• [Text block]:
Sorry to be realistic, but why did you get a dog if you can't look after it during the day? Dogs aren't cats - they require attention and care.

What you're doing is cruel and selfish. Dogs aren't toys for you to have in the evening.

FFS.

...

My friend, her neighbour does the same thing. Dog whimpers all day long. It's horrible.

Cop on.


----------



## jake108 (24 Mar 2007)

Johnny1 said:


> So you are telling him to keep a pack of dogs instead of just one. I have often heard a pack of dogs barking I wonder were they stressed or bored because they couldn't be lonely.


 
Did I type the words "keep a pack of dogs"? No. I stated the fact that dogs are pack animals. They do not like to be left alone for long periods of time. As Hotdogsfolks said, it's cruel and selfish. What the hell do people get dogs for if they're kept locked in a back garden all day? Are you honestly trying to tell me that that's a happy life for any animal? Get real!


----------



## Z100 (24 Mar 2007)

Johnny1 said:


> So you are telling him to keep a pack of dogs instead of just one.



Johnny, do you deliberately misinterpret people's posts, or do actually not understand them?


----------



## jake108 (24 Mar 2007)

Bushfire said:


> Johnny, do you deliberately misinterpret people's posts, or do actually not understand them?


 
My money's on deliberate!!


----------



## SlurrySlump (24 Mar 2007)

It always amazes me how the owner of a dog isn't bothered by it's barking.....they are conviently somewhere else when the barking is taking place.


----------



## ncs (24 Mar 2007)

• [Aim 1]:
In the thread about leaving a dog alone all day, which poster does jake108 name as having said it's cruel and selfish?
• [Aim 2]:
List every username that heads a post in the dog thread. Give each name only once.

• [Data section]:
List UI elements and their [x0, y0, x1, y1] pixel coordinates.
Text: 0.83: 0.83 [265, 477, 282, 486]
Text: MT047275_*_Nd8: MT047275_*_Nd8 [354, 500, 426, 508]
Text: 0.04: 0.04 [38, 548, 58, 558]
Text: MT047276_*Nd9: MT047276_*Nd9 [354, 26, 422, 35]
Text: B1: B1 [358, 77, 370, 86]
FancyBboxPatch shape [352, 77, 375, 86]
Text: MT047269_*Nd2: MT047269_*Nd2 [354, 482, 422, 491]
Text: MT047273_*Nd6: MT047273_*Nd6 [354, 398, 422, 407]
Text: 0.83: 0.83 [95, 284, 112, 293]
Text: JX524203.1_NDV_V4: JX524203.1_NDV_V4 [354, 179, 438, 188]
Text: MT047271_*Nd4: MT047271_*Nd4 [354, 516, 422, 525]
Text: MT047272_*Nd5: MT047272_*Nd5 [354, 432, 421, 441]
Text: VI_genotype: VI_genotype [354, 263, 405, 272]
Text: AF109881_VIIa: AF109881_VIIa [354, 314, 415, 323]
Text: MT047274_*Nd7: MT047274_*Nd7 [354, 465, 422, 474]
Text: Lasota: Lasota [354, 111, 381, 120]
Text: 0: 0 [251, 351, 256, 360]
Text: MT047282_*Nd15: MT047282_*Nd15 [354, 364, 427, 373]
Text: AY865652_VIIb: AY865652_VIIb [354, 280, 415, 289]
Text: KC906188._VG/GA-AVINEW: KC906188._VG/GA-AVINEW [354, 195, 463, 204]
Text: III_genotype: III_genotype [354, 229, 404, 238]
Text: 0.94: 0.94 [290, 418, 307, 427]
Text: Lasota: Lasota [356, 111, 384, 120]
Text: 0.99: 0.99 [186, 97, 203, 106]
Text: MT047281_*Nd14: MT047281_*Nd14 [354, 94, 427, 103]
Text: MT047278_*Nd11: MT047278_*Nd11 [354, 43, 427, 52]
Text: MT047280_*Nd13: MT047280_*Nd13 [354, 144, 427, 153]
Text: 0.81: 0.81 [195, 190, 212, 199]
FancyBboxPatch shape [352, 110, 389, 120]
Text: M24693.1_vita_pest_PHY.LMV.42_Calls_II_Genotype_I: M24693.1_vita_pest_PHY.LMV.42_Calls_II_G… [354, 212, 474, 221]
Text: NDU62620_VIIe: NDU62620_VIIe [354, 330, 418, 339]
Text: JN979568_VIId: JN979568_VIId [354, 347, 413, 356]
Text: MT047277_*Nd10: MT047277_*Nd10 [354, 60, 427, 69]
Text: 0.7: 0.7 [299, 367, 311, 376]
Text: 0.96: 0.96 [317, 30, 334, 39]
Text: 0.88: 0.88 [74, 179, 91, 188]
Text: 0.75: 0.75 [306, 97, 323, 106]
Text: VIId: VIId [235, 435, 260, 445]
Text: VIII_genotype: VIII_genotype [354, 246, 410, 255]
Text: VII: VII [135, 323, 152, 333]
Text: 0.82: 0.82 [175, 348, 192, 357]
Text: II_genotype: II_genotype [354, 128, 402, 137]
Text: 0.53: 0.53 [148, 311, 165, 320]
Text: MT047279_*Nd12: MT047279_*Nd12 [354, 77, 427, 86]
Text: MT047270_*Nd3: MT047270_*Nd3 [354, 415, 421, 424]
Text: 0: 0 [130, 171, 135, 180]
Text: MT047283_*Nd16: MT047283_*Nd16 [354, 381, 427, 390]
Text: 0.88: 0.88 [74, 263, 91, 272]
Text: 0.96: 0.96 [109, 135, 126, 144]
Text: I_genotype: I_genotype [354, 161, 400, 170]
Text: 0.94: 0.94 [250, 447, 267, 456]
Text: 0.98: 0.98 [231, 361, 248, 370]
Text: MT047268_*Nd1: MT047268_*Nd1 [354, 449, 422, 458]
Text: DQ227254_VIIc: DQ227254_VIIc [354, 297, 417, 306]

• [Full solution 1]:
Hotdogsfolks

• [Full solution 2]:
jake108, Z100, SlurrySlump, ncs